Go through the entries below and write each one out exactly.

### Material for this exercise

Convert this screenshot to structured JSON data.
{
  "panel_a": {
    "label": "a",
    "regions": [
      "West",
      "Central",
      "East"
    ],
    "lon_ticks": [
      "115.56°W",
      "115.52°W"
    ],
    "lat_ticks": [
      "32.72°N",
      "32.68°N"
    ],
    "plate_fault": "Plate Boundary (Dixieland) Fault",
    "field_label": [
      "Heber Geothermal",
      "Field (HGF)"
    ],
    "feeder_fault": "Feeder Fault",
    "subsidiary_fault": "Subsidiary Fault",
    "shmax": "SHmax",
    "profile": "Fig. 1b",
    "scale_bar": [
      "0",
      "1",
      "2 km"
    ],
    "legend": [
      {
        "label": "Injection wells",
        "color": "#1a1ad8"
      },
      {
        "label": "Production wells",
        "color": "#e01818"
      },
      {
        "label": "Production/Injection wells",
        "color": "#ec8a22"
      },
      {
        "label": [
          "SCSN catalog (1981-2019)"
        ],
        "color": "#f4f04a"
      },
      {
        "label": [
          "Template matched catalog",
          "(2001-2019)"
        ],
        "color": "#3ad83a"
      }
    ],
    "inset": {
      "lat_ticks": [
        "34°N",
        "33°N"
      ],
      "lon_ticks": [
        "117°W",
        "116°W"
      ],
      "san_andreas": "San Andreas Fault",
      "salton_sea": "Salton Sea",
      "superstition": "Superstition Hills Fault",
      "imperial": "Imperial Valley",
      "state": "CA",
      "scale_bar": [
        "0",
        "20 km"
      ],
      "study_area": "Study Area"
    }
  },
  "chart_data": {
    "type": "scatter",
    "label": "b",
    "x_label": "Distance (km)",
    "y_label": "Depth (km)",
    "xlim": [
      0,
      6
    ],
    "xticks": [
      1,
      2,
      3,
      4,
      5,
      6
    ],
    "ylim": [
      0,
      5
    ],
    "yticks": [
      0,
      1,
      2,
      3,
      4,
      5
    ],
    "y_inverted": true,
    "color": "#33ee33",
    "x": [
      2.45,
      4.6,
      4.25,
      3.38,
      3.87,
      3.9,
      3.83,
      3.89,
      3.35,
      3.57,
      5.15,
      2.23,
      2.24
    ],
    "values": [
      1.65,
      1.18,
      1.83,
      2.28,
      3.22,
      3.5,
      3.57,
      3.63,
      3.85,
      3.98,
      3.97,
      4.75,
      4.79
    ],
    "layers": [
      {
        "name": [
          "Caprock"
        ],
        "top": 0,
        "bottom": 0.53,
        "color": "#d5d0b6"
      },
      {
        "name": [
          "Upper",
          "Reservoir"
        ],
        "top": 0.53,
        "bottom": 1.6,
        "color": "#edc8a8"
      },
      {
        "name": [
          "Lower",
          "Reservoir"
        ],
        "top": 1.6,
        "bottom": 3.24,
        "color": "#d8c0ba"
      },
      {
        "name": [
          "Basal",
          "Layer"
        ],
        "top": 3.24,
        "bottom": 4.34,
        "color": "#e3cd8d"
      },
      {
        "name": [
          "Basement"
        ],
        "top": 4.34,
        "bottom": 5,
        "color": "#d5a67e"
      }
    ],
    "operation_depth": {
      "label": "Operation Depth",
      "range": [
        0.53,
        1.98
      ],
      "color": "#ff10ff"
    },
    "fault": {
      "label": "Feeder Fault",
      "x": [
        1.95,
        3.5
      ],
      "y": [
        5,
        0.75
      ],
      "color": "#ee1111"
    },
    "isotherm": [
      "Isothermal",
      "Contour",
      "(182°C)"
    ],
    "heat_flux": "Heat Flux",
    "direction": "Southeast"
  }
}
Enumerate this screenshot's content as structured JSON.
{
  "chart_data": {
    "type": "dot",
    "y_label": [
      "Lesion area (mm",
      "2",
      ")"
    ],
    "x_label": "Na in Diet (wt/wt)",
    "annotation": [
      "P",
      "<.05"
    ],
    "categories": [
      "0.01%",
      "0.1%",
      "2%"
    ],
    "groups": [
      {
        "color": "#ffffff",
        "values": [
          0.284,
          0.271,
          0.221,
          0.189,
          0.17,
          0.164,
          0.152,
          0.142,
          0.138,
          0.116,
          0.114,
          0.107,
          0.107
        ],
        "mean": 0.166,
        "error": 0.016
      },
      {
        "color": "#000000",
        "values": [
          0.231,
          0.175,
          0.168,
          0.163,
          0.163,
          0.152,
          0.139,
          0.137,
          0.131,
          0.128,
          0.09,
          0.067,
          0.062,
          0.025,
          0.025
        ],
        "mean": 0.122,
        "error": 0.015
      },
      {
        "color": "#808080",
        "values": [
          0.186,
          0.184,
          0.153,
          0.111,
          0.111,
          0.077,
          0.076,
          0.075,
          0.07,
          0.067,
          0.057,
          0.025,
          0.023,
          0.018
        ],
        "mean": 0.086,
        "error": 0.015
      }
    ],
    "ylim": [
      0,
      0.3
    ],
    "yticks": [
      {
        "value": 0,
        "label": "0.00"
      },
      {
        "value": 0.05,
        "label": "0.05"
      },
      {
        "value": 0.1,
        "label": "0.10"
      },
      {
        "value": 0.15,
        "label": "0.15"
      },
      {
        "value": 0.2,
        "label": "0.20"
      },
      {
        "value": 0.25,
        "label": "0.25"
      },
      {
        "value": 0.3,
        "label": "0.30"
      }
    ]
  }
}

######

Solution to the problem:
Convert this screenshot to structured JSON data.
{
  "panel_a": {
    "label": "a",
    "regions": [
      "West",
      "Central",
      "East"
    ],
    "lon_ticks": [
      "115.56°W",
      "115.52°W"
    ],
    "lat_ticks": [
      "32.72°N",
      "32.68°N"
    ],
    "plate_fault": "Plate Boundary (Dixieland) Fault",
    "field_label": [
      "Heber Geothermal",
      "Field (HGF)"
    ],
    "feeder_fault": "Feeder Fault",
    "subsidiary_fault": "Subsidiary Fault",
    "shmax": "SHmax",
    "profile": "Fig. 1b",
    "scale_bar": [
      "0",
      "1",
      "2 km"
    ],
    "legend": [
      {
        "label": "Injection wells",
        "color": "#1a1ad8"
      },
      {
        "label": "Production wells",
        "color": "#e01818"
      },
      {
        "label": "Production/Injection wells",
        "color": "#ec8a22"
      },
      {
        "label": [
          "SCSN catalog (1981-2019)"
        ],
        "color": "#f4f04a"
      },
      {
        "label": [
          "Template matched catalog",
          "(2001-2019)"
        ],
        "color": "#3ad83a"
      }
    ],
    "inset": {
      "lat_ticks": [
        "34°N",
        "33°N"
      ],
      "lon_ticks": [
        "117°W",
        "116°W"
      ],
      "san_andreas": "San Andreas Fault",
      "salton_sea": "Salton Sea",
      "superstition": "Superstition Hills Fault",
      "imperial": "Imperial Valley",
      "state": "CA",
      "scale_bar": [
        "0",
        "20 km"
      ],
      "study_area": "Study Area"
    }
  },
  "chart_data": {
    "type": "scatter",
    "label": "b",
    "x_label": "Distance (km)",
    "y_label": "Depth (km)",
    "xlim": [
      0,
      6
    ],
    "xticks": [
      1,
      2,
      3,
      4,
      5,
      6
    ],
    "ylim": [
      0,
      5
    ],
    "yticks": [
      0,
      1,
      2,
      3,
      4,
      5
    ],
    "y_inverted": true,
    "color": "#33ee33",
    "x": [
      2.45,
      4.6,
      4.25,
      3.38,
      3.87,
      3.9,
      3.83,
      3.89,
      3.35,
      3.57,
      5.15,
      2.23,
      2.24
    ],
    "values": [
      1.65,
      1.18,
      1.83,
      2.28,
      3.22,
      3.5,
      3.57,
      3.63,
      3.85,
      3.98,
      3.97,
      4.75,
      4.79
    ],
    "layers": [
      {
        "name": [
          "Caprock"
        ],
        "top": 0,
        "bottom": 0.53,
        "color": "#d5d0b6"
      },
      {
        "name": [
          "Upper",
          "Reservoir"
        ],
        "top": 0.53,
        "bottom": 1.6,
        "color": "#edc8a8"
      },
      {
        "name": [
          "Lower",
          "Reservoir"
        ],
        "top": 1.6,
        "bottom": 3.24,
        "color": "#d8c0ba"
      },
      {
        "name": [
          "Basal",
          "Layer"
        ],
        "top": 3.24,
        "bottom": 4.34,
        "color": "#e3cd8d"
      },
      {
        "name": [
          "Basement"
        ],
        "top": 4.34,
        "bottom": 5,
        "color": "#d5a67e"
      }
    ],
    "operation_depth": {
      "label": "Operation Depth",
      "range": [
        0.53,
        1.98
      ],
      "color": "#ff10ff"
    },
    "fault": {
      "label": "Feeder Fault",
      "x": [
        1.95,
        3.5
      ],
      "y": [
        5,
        0.75
      ],
      "color": "#ee1111"
    },
    "isotherm": [
      "Isothermal",
      "Contour",
      "(182°C)"
    ],
    "heat_flux": "Heat Flux",
    "direction": "Southeast"
  }
}
Enumerate this screenshot's content as structured JSON.
{
  "chart_data": {
    "type": "dot",
    "y_label": [
      "Lesion area (mm",
      "2",
      ")"
    ],
    "x_label": "Na in Diet (wt/wt)",
    "annotation": [
      "P",
      "<.05"
    ],
    "categories": [
      "0.01%",
      "0.1%",
      "2%"
    ],
    "groups": [
      {
        "color": "#ffffff",
        "values": [
          0.284,
          0.271,
          0.221,
          0.189,
          0.17,
          0.164,
          0.152,
          0.142,
          0.138,
          0.116,
          0.114,
          0.107,
          0.107
        ],
        "mean": 0.166,
        "error": 0.016
      },
      {
        "color": "#000000",
        "values": [
          0.231,
          0.175,
          0.168,
          0.163,
          0.163,
          0.152,
          0.139,
          0.137,
          0.131,
          0.128,
          0.09,
          0.067,
          0.062,
          0.025,
          0.025
        ],
        "mean": 0.122,
        "error": 0.015
      },
      {
        "color": "#808080",
        "values": [
          0.186,
          0.184,
          0.153,
          0.111,
          0.111,
          0.077,
          0.076,
          0.075,
          0.07,
          0.067,
          0.057,
          0.025,
          0.023,
          0.018
        ],
        "mean": 0.086,
        "error": 0.015
      }
    ],
    "ylim": [
      0,
      0.3
    ],
    "yticks": [
      {
        "value": 0,
        "label": "0.00"
      },
      {
        "value": 0.05,
        "label": "0.05"
      },
      {
        "value": 0.1,
        "label": "0.10"
      },
      {
        "value": 0.15,
        "label": "0.15"
      },
      {
        "value": 0.2,
        "label": "0.20"
      },
      {
        "value": 0.25,
        "label": "0.25"
      },
      {
        "value": 0.3,
        "label": "0.30"
      }
    ]
  }
}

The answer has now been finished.